--- REQUIRED TASK ---
Only a number is wanted: how many lines in the records below contain "know"?

--- RECORDED DATA ---
────

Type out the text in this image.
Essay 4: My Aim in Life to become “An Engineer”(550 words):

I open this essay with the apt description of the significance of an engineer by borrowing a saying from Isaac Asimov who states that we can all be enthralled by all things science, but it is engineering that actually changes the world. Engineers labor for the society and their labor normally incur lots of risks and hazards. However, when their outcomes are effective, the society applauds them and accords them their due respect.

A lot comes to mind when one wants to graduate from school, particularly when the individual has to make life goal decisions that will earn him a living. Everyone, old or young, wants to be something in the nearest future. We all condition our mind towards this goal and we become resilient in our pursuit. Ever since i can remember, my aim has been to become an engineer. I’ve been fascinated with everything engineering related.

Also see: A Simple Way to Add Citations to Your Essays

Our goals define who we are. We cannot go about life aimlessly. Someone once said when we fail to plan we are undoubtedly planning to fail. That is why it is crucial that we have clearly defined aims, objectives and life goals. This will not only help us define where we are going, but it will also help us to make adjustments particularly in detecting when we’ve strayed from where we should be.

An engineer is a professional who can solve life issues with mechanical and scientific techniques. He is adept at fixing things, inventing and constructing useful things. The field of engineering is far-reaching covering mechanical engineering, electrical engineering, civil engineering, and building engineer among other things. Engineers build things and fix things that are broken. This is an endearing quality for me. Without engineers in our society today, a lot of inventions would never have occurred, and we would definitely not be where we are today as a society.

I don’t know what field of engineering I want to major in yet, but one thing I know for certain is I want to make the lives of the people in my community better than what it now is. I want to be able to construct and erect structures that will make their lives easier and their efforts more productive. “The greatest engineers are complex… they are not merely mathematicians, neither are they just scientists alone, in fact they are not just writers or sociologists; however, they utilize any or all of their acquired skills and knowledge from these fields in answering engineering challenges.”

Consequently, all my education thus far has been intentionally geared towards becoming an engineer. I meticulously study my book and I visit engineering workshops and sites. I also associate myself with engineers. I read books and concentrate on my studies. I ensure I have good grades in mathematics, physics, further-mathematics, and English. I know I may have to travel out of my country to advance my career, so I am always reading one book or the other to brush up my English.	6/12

────

--- EXERCISE RESULT ---
2